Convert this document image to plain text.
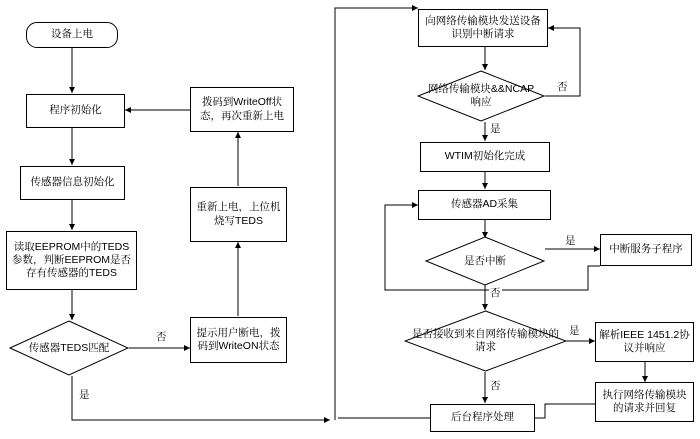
设备上电
程序初始化
传感器信息初始化
读取EEPROM中的TEDS参数，判断EEPROM是否存有传感器的TEDS
传感器TEDS匹配
提示用户断电，拨码到WriteON状态
重新上电，上位机烧写TEDS
拨码到WriteOff状态，再次重新上电
向网络传输模块发送设备识别中断请求
网络传输模块&&NCAP响应
WTIM初始化完成
传感器AD采集
是否中断
中断服务子程序
是否接收到来自网络传输模块的请求
解析IEEE 1451.2协议并响应
执行网络传输模块的请求并回复
后台程序处理
否
是
否
是
是
否
是
否
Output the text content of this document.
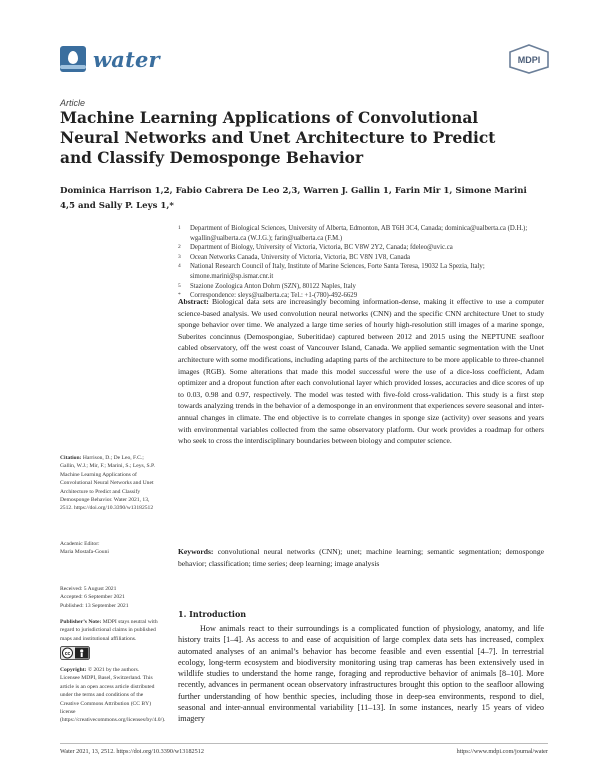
water	MDPI
Article
Machine Learning Applications of Convolutional Neural Networks and Unet Architecture to Predict and Classify Demosponge Behavior
Dominica Harrison 1,2, Fabio Cabrera De Leo 2,3, Warren J. Gallin 1, Farin Mir 1, Simone Marini 4,5 and Sally P. Leys 1,*
1	Department of Biological Sciences, University of Alberta, Edmonton, AB T6H 3C4, Canada; dominica@ualberta.ca (D.H.); wgallin@ualberta.ca (W.J.G.); farin@ualberta.ca (F.M.)
2	Department of Biology, University of Victoria, Victoria, BC V8W 2Y2, Canada; fdeleo@uvic.ca
3	Ocean Networks Canada, University of Victoria, Victoria, BC V8N 1V8, Canada
4	National Research Council of Italy, Institute of Marine Sciences, Forte Santa Teresa, 19032 La Spezia, Italy; simone.marini@sp.ismar.cnr.it
5	Stazione Zoologica Anton Dohrn (SZN), 80122 Naples, Italy
*	Correspondence: sleys@ualberta.ca; Tel.: +1-(780)-492-6629
Abstract: Biological data sets are increasingly becoming information-dense, making it effective to use a computer science-based analysis. We used convolution neural networks (CNN) and the specific CNN architecture Unet to study sponge behavior over time. We analyzed a large time series of hourly high-resolution still images of a marine sponge, Suberites concinnus (Demospongiae, Suberitidae) captured between 2012 and 2015 using the NEPTUNE seafloor cabled observatory, off the west coast of Vancouver Island, Canada. We applied semantic segmentation with the Unet architecture with some modifications, including adapting parts of the architecture to be more applicable to three-channel images (RGB). Some alterations that made this model successful were the use of a dice-loss coefficient, Adam optimizer and a dropout function after each convolutional layer which provided losses, accuracies and dice scores of up to 0.03, 0.98 and 0.97, respectively. The model was tested with five-fold cross-validation. This study is a first step towards analyzing trends in the behavior of a demosponge in an environment that experiences severe seasonal and inter-annual changes in climate. The end objective is to correlate changes in sponge size (activity) over seasons and years with environmental variables collected from the same observatory platform. Our work provides a roadmap for others who seek to cross the interdisciplinary boundaries between biology and computer science.
Keywords: convolutional neural networks (CNN); unet; machine learning; semantic segmentation; demosponge behavior; classification; time series; deep learning; image analysis
Citation: Harrison, D.; De Leo, F.C.; Gallin, W.J.; Mir, F.; Marini, S.; Leys, S.P. Machine Learning Applications of Convolutional Neural Networks and Unet Architecture to Predict and Classify Demosponge Behavior. Water 2021, 13, 2512. https://doi.org/10.3390/w13182512
Academic Editor:
Maria Mostafa-Gouni
Received: 5 August 2021
Accepted: 6 September 2021
Published: 13 September 2021
Publisher’s Note: MDPI stays neutral with regard to jurisdictional claims in published maps and institutional affiliations.
cc
Copyright: © 2021 by the authors. Licensee MDPI, Basel, Switzerland. This article is an open access article distributed under the terms and conditions of the Creative Commons Attribution (CC BY) license (https://creativecommons.org/licenses/by/4.0/).
1. Introduction
How animals react to their surroundings is a complicated function of physiology, anatomy, and life history traits [1–4]. As access to and ease of acquisition of large complex data sets has increased, complex automated analyses of an animal’s behavior has become feasible and even essential [4–7]. In terrestrial ecology, long-term ecosystem and biodiversity monitoring using trap cameras has been extensively used in wildlife studies to understand the home range, foraging and reproductive behavior of animals [8–10]. More recently, advances in permanent ocean observatory infrastructures brought this option to the seafloor allowing further understanding of how benthic species, including those in deep-sea environments, respond to diel, seasonal and inter-annual environmental variability [11–13]. In some instances, nearly 15 years of video imagery
Water 2021, 13, 2512. https://doi.org/10.3390/w13182512	https://www.mdpi.com/journal/water
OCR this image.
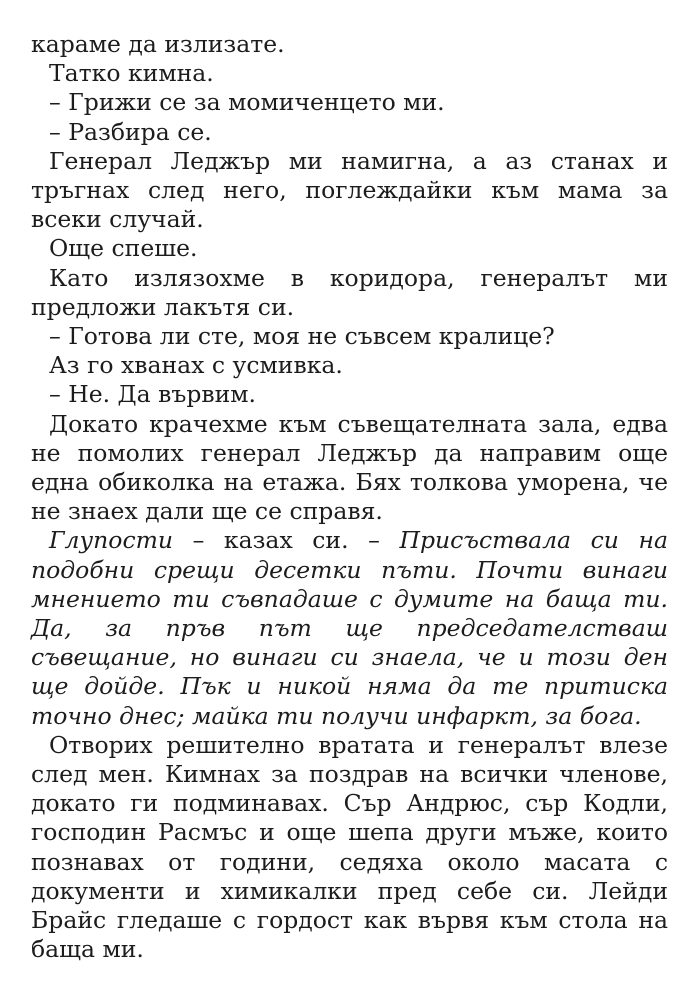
караме да излизате.

Татко кимна.

– Грижи се за момиченцето ми.

– Разбира се.

Генерал Леджър ми намигна, а аз станах и тръгнах след него, поглеждайки към мама за всеки случай.

Още спеше.

Като излязохме в коридора, генералът ми предложи лакътя си.

– Готова ли сте, моя не съвсем кралице?

Аз го хванах с усмивка.

– Не. Да вървим.

Докато крачехме към съвещателната зала, едва не помолих генерал Леджър да направим още една обиколка на етажа. Бях толкова уморена, че не знаех дали ще се справя.

Глупости – казах си. – Присъствала си на подобни срещи десетки пъти. Почти винаги мнението ти съвпадаше с думите на баща ти. Да, за пръв път ще председателстваш съвещание, но винаги си знаела, че и този ден ще дойде. Пък и никой няма да те притиска точно днес; майка ти получи инфаркт, за бога.

Отворих решително вратата и генералът влезе след мен. Кимнах за поздрав на всички членове, докато ги подминавах. Сър Андрюс, сър Кодли, господин Расмъс и още шепа други мъже, които познавах от години, седяха около масата с документи и химикалки пред себе си. Лейди Брайс гледаше с гордост как вървя към стола на баща ми.
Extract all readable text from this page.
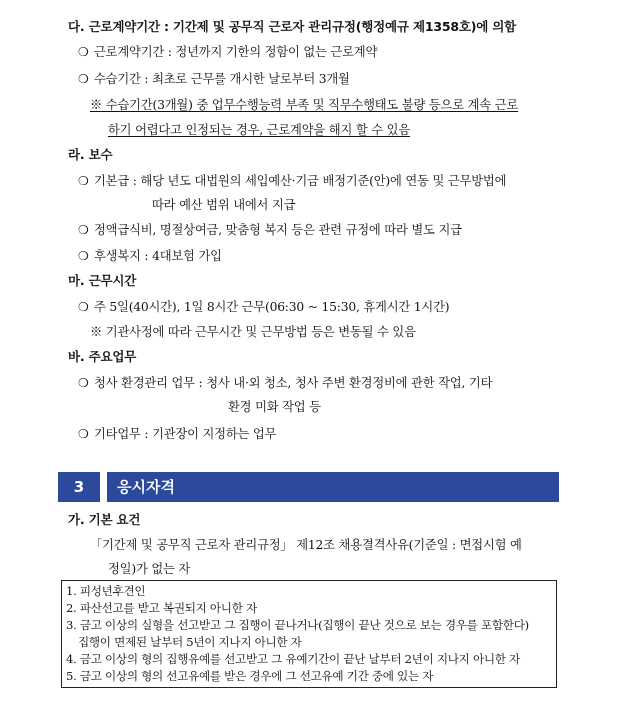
다. 근로계약기간 : 기간제 및 공무직 근로자 관리규정(행정예규 제1358호)에 의함
❍ 근로계약기간 : 정년까지 기한의 정함이 없는 근로계약
❍ 수습기간 : 최초로 근무를 개시한 날로부터 3개월
※ 수습기간(3개월) 중 업무수행능력 부족 및 직무수행태도 불량 등으로 계속 근로
하기 어렵다고 인정되는 경우, 근로계약을 해지 할 수 있음
라. 보수
❍ 기본급 : 해당 년도 대법원의 세입예산·기금 배정기준(안)에 연동 및 근무방법에
따라 예산 범위 내에서 지급
❍ 정액급식비, 명절상여금, 맞춤형 복지 등은 관련 규정에 따라 별도 지급
❍ 후생복지 : 4대보험 가입
마. 근무시간
❍ 주 5일(40시간), 1일 8시간 근무(06:30 ~ 15:30, 휴게시간 1시간)
※ 기관사정에 따라 근무시간 및 근무방법 등은 변동될 수 있음
바. 주요업무
❍ 청사 환경관리 업무 : 청사 내·외 청소, 청사 주변 환경정비에 관한 작업, 기타
환경 미화 작업 등
❍ 기타업무 : 기관장이 지정하는 업무
3	응시자격
가. 기본 요건
「기간제 및 공무직 근로자 관리규정」 제12조 채용결격사유(기준일 : 면접시험 예
정일)가 없는 자
1. 피성년후견인
2. 파산선고를 받고 복권되지 아니한 자
3. 금고 이상의 실형을 선고받고 그 집행이 끝나거나(집행이 끝난 것으로 보는 경우를 포함한다)
집행이 면제된 날부터 5년이 지나지 아니한 자
4. 금고 이상의 형의 집행유예를 선고받고 그 유예기간이 끝난 날부터 2년이 지나지 아니한 자
5. 금고 이상의 형의 선고유예를 받은 경우에 그 선고유예 기간 중에 있는 자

§ WHAT IS ASKED
Report back each line of the entries that holds the string "document".

§ RESPONSE FOR THIS EXERCISE
Convert this document image to plain text.
Output the text content of this document.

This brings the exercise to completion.